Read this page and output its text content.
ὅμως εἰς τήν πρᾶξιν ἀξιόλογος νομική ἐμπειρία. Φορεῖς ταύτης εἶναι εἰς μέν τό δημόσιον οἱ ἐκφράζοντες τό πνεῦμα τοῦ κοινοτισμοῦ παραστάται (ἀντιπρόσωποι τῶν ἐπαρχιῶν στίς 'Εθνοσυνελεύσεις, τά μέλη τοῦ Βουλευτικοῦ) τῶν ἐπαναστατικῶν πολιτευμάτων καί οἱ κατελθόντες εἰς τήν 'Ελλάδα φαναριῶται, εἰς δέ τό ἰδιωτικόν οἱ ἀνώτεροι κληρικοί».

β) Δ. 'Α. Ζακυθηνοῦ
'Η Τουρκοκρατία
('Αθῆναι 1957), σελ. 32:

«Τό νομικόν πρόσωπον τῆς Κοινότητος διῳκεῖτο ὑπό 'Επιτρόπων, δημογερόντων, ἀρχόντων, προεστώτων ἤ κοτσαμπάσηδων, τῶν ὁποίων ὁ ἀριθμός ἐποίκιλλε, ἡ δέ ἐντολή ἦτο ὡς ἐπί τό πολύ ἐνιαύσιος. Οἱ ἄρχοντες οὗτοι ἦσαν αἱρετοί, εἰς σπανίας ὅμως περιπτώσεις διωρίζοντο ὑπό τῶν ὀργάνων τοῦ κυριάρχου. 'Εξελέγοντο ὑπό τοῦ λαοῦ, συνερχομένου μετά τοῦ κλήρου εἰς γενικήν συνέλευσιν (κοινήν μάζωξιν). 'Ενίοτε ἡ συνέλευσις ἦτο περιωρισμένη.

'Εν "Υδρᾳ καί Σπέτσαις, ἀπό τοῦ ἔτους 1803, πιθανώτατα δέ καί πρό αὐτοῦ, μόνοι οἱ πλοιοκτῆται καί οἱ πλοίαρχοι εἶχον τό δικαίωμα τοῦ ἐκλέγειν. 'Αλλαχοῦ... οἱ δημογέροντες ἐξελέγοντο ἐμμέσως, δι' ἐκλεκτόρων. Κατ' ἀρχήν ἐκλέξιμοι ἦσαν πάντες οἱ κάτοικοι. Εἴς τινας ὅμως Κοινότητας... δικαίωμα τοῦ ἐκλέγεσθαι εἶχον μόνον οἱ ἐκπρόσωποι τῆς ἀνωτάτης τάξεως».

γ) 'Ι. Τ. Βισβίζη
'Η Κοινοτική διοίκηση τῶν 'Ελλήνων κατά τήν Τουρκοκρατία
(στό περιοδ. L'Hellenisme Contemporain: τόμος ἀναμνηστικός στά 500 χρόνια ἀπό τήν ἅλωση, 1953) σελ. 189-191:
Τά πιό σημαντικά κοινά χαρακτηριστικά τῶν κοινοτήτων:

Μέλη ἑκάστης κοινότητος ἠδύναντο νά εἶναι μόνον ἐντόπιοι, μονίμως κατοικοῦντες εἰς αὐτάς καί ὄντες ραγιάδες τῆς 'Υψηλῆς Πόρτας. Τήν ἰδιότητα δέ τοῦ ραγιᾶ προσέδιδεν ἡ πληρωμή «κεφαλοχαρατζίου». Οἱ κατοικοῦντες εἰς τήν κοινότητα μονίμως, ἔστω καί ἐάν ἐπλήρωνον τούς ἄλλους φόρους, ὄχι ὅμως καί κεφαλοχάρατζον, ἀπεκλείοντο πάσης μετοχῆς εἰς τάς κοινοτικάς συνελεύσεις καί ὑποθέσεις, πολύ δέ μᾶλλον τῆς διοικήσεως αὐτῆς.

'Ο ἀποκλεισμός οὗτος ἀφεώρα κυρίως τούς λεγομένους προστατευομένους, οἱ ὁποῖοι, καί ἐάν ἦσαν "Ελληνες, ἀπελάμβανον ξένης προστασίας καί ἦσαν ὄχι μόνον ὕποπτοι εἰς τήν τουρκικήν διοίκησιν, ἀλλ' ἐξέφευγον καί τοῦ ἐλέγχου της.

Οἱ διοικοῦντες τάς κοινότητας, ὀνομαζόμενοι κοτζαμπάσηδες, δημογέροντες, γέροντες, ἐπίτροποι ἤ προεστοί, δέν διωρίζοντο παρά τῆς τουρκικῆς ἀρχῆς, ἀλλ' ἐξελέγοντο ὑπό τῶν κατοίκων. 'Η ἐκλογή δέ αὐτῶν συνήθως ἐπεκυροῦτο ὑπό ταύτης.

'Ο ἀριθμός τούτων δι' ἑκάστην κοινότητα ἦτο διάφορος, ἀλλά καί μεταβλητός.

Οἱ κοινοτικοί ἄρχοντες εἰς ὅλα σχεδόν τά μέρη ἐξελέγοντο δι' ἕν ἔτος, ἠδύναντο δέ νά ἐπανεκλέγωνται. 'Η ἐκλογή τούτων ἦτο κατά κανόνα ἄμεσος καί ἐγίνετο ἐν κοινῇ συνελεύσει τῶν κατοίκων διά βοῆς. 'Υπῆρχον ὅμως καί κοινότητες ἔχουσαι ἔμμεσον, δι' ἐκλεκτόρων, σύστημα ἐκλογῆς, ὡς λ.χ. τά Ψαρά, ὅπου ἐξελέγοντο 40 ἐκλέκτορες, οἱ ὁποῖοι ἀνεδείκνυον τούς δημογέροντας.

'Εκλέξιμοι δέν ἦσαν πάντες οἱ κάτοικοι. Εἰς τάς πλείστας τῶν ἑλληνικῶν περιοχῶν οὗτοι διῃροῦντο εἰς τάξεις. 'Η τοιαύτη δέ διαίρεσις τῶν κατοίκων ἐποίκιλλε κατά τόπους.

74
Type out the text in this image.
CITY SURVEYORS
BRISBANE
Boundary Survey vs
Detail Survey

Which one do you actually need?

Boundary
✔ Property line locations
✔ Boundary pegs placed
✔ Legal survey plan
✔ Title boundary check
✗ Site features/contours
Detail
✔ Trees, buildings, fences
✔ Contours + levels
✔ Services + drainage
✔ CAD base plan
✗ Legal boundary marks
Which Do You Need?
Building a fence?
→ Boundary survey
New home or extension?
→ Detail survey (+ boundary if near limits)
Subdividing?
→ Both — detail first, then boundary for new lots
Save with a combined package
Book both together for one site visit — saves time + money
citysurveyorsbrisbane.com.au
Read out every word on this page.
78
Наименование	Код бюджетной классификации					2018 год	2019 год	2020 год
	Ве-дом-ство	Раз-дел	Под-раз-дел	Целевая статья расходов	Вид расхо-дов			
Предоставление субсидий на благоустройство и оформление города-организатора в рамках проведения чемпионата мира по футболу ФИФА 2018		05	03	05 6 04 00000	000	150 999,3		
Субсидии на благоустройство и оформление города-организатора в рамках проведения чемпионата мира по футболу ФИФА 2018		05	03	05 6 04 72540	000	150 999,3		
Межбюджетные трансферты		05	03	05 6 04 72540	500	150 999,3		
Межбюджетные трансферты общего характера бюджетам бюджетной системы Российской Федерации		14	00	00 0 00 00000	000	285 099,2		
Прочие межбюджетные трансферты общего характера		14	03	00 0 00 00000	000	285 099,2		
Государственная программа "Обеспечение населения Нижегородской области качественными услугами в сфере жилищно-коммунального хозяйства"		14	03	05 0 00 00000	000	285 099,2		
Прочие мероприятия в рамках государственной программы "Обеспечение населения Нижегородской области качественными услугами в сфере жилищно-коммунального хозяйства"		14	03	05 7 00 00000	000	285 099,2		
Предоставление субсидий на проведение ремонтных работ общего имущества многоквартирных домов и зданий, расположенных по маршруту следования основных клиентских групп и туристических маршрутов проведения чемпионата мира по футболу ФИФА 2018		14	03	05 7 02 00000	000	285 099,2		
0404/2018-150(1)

**Problem to solve**
Transcribe each entry precisely, missing none.

**Solution for this exercise**
Read this page and output its text content.
ὅμως εἰς τήν πρᾶξιν ἀξιόλογος νομική ἐμπειρία. Φορεῖς ταύτης εἶναι εἰς μέν τό δημόσιον οἱ ἐκφράζοντες τό πνεῦμα τοῦ κοινοτισμοῦ παραστάται (ἀντιπρόσωποι τῶν ἐπαρχιῶν στίς 'Εθνοσυνελεύσεις, τά μέλη τοῦ Βουλευτικοῦ) τῶν ἐπαναστατικῶν πολιτευμάτων καί οἱ κατελθόντες εἰς τήν 'Ελλάδα φαναριῶται, εἰς δέ τό ἰδιωτικόν οἱ ἀνώτεροι κληρικοί».

β) Δ. 'Α. Ζακυθηνοῦ
'Η Τουρκοκρατία
('Αθῆναι 1957), σελ. 32:

«Τό νομικόν πρόσωπον τῆς Κοινότητος διῳκεῖτο ὑπό 'Επιτρόπων, δημογερόντων, ἀρχόντων, προεστώτων ἤ κοτσαμπάσηδων, τῶν ὁποίων ὁ ἀριθμός ἐποίκιλλε, ἡ δέ ἐντολή ἦτο ὡς ἐπί τό πολύ ἐνιαύσιος. Οἱ ἄρχοντες οὗτοι ἦσαν αἱρετοί, εἰς σπανίας ὅμως περιπτώσεις διωρίζοντο ὑπό τῶν ὀργάνων τοῦ κυριάρχου. 'Εξελέγοντο ὑπό τοῦ λαοῦ, συνερχομένου μετά τοῦ κλήρου εἰς γενικήν συνέλευσιν (κοινήν μάζωξιν). 'Ενίοτε ἡ συνέλευσις ἦτο περιωρισμένη.

'Εν "Υδρᾳ καί Σπέτσαις, ἀπό τοῦ ἔτους 1803, πιθανώτατα δέ καί πρό αὐτοῦ, μόνοι οἱ πλοιοκτῆται καί οἱ πλοίαρχοι εἶχον τό δικαίωμα τοῦ ἐκλέγειν. 'Αλλαχοῦ... οἱ δημογέροντες ἐξελέγοντο ἐμμέσως, δι' ἐκλεκτόρων. Κατ' ἀρχήν ἐκλέξιμοι ἦσαν πάντες οἱ κάτοικοι. Εἴς τινας ὅμως Κοινότητας... δικαίωμα τοῦ ἐκλέγεσθαι εἶχον μόνον οἱ ἐκπρόσωποι τῆς ἀνωτάτης τάξεως».

γ) 'Ι. Τ. Βισβίζη
'Η Κοινοτική διοίκηση τῶν 'Ελλήνων κατά τήν Τουρκοκρατία
(στό περιοδ. L'Hellenisme Contemporain: τόμος ἀναμνηστικός στά 500 χρόνια ἀπό τήν ἅλωση, 1953) σελ. 189-191:
Τά πιό σημαντικά κοινά χαρακτηριστικά τῶν κοινοτήτων:

Μέλη ἑκάστης κοινότητος ἠδύναντο νά εἶναι μόνον ἐντόπιοι, μονίμως κατοικοῦντες εἰς αὐτάς καί ὄντες ραγιάδες τῆς 'Υψηλῆς Πόρτας. Τήν ἰδιότητα δέ τοῦ ραγιᾶ προσέδιδεν ἡ πληρωμή «κεφαλοχαρατζίου». Οἱ κατοικοῦντες εἰς τήν κοινότητα μονίμως, ἔστω καί ἐάν ἐπλήρωνον τούς ἄλλους φόρους, ὄχι ὅμως καί κεφαλοχάρατζον, ἀπεκλείοντο πάσης μετοχῆς εἰς τάς κοινοτικάς συνελεύσεις καί ὑποθέσεις, πολύ δέ μᾶλλον τῆς διοικήσεως αὐτῆς.

'Ο ἀποκλεισμός οὗτος ἀφεώρα κυρίως τούς λεγομένους προστατευομένους, οἱ ὁποῖοι, καί ἐάν ἦσαν "Ελληνες, ἀπελάμβανον ξένης προστασίας καί ἦσαν ὄχι μόνον ὕποπτοι εἰς τήν τουρκικήν διοίκησιν, ἀλλ' ἐξέφευγον καί τοῦ ἐλέγχου της.

Οἱ διοικοῦντες τάς κοινότητας, ὀνομαζόμενοι κοτζαμπάσηδες, δημογέροντες, γέροντες, ἐπίτροποι ἤ προεστοί, δέν διωρίζοντο παρά τῆς τουρκικῆς ἀρχῆς, ἀλλ' ἐξελέγοντο ὑπό τῶν κατοίκων. 'Η ἐκλογή δέ αὐτῶν συνήθως ἐπεκυροῦτο ὑπό ταύτης.

'Ο ἀριθμός τούτων δι' ἑκάστην κοινότητα ἦτο διάφορος, ἀλλά καί μεταβλητός.

Οἱ κοινοτικοί ἄρχοντες εἰς ὅλα σχεδόν τά μέρη ἐξελέγοντο δι' ἕν ἔτος, ἠδύναντο δέ νά ἐπανεκλέγωνται. 'Η ἐκλογή τούτων ἦτο κατά κανόνα ἄμεσος καί ἐγίνετο ἐν κοινῇ συνελεύσει τῶν κατοίκων διά βοῆς. 'Υπῆρχον ὅμως καί κοινότητες ἔχουσαι ἔμμεσον, δι' ἐκλεκτόρων, σύστημα ἐκλογῆς, ὡς λ.χ. τά Ψαρά, ὅπου ἐξελέγοντο 40 ἐκλέκτορες, οἱ ὁποῖοι ἀνεδείκνυον τούς δημογέροντας.

'Εκλέξιμοι δέν ἦσαν πάντες οἱ κάτοικοι. Εἰς τάς πλείστας τῶν ἑλληνικῶν περιοχῶν οὗτοι διῃροῦντο εἰς τάξεις. 'Η τοιαύτη δέ διαίρεσις τῶν κατοίκων ἐποίκιλλε κατά τόπους.

74
Type out the text in this image.
CITY SURVEYORS
BRISBANE
Boundary Survey vs
Detail Survey

Which one do you actually need?

Boundary
✔ Property line locations
✔ Boundary pegs placed
✔ Legal survey plan
✔ Title boundary check
✗ Site features/contours
Detail
✔ Trees, buildings, fences
✔ Contours + levels
✔ Services + drainage
✔ CAD base plan
✗ Legal boundary marks
Which Do You Need?
Building a fence?
→ Boundary survey
New home or extension?
→ Detail survey (+ boundary if near limits)
Subdividing?
→ Both — detail first, then boundary for new lots
Save with a combined package
Book both together for one site visit — saves time + money
citysurveyorsbrisbane.com.au
Read out every word on this page.
78
Наименование	Код бюджетной классификации					2018 год	2019 год	2020 год
	Ве-дом-ство	Раз-дел	Под-раз-дел	Целевая статья расходов	Вид расхо-дов			
Предоставление субсидий на благоустройство и оформление города-организатора в рамках проведения чемпионата мира по футболу ФИФА 2018		05	03	05 6 04 00000	000	150 999,3		
Субсидии на благоустройство и оформление города-организатора в рамках проведения чемпионата мира по футболу ФИФА 2018		05	03	05 6 04 72540	000	150 999,3		
Межбюджетные трансферты		05	03	05 6 04 72540	500	150 999,3		
Межбюджетные трансферты общего характера бюджетам бюджетной системы Российской Федерации		14	00	00 0 00 00000	000	285 099,2		
Прочие межбюджетные трансферты общего характера		14	03	00 0 00 00000	000	285 099,2		
Государственная программа "Обеспечение населения Нижегородской области качественными услугами в сфере жилищно-коммунального хозяйства"		14	03	05 0 00 00000	000	285 099,2		
Прочие мероприятия в рамках государственной программы "Обеспечение населения Нижегородской области качественными услугами в сфере жилищно-коммунального хозяйства"		14	03	05 7 00 00000	000	285 099,2		
Предоставление субсидий на проведение ремонтных работ общего имущества многоквартирных домов и зданий, расположенных по маршруту следования основных клиентских групп и туристических маршрутов проведения чемпионата мира по футболу ФИФА 2018		14	03	05 7 02 00000	000	285 099,2		
0404/2018-150(1)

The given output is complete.